>> begin Dataset entries

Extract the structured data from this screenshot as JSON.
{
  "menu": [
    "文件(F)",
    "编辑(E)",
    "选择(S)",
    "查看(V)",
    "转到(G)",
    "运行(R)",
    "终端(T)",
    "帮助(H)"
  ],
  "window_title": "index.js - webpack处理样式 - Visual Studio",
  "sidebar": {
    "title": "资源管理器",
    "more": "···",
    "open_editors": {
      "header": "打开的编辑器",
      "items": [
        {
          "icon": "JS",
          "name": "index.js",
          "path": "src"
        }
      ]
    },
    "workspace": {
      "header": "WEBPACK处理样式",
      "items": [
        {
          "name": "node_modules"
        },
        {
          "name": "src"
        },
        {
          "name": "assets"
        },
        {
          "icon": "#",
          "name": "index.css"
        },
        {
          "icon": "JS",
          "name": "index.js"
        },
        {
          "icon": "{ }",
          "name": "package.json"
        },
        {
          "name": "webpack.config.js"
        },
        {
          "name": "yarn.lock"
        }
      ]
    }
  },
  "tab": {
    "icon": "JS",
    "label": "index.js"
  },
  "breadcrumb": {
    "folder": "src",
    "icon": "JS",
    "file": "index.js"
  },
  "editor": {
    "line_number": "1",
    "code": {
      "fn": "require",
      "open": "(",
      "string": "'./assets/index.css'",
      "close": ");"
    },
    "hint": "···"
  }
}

>> end Dataset entries
>> begin Dataset entries

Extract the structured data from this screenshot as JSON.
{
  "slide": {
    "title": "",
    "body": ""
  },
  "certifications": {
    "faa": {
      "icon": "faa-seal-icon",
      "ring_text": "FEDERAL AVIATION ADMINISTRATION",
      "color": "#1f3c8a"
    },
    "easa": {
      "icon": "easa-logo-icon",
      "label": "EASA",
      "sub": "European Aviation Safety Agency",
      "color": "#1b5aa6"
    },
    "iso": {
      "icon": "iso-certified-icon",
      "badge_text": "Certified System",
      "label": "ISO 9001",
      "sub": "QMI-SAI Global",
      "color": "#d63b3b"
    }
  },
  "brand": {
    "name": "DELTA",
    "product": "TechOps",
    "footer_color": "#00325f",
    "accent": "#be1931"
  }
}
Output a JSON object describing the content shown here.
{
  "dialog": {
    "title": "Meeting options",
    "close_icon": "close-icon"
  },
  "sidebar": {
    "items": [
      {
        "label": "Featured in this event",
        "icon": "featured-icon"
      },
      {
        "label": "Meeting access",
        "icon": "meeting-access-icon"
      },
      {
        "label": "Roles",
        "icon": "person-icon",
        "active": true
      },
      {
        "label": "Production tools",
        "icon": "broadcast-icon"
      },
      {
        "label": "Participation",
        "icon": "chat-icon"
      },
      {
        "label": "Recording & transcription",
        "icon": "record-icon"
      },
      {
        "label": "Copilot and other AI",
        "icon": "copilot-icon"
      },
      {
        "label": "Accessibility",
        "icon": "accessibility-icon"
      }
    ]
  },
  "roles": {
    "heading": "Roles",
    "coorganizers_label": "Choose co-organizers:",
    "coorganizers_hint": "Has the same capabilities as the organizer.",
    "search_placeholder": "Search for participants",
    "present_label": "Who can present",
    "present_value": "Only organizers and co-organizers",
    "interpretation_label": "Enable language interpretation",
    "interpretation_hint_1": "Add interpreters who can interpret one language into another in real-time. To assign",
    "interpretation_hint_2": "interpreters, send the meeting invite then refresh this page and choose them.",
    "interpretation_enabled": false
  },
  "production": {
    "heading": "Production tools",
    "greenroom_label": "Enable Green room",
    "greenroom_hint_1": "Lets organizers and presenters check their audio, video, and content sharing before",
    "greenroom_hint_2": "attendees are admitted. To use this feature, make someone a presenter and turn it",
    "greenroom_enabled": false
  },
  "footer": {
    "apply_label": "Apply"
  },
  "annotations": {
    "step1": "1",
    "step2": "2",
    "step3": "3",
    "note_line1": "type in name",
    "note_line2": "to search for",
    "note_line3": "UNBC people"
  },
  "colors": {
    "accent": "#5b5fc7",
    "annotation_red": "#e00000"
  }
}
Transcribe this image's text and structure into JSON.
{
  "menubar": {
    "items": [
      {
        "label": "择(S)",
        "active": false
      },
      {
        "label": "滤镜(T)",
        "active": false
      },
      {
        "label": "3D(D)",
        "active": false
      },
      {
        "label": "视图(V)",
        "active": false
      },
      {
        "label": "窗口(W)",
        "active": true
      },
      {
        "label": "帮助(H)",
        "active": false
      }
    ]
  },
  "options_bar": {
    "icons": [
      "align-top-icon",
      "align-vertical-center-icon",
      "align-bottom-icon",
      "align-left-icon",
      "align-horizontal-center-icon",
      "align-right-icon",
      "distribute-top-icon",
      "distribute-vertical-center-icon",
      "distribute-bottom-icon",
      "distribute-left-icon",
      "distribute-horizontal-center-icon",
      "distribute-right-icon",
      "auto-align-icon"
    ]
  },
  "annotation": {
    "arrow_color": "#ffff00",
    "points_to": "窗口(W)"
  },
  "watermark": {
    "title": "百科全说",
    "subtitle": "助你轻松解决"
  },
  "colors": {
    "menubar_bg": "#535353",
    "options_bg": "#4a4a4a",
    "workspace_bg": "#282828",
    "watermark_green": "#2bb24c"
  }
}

>> end Dataset entries

Problem requirements → Say how many lines contain the string "name", giving nothing but the count.

Task result → 11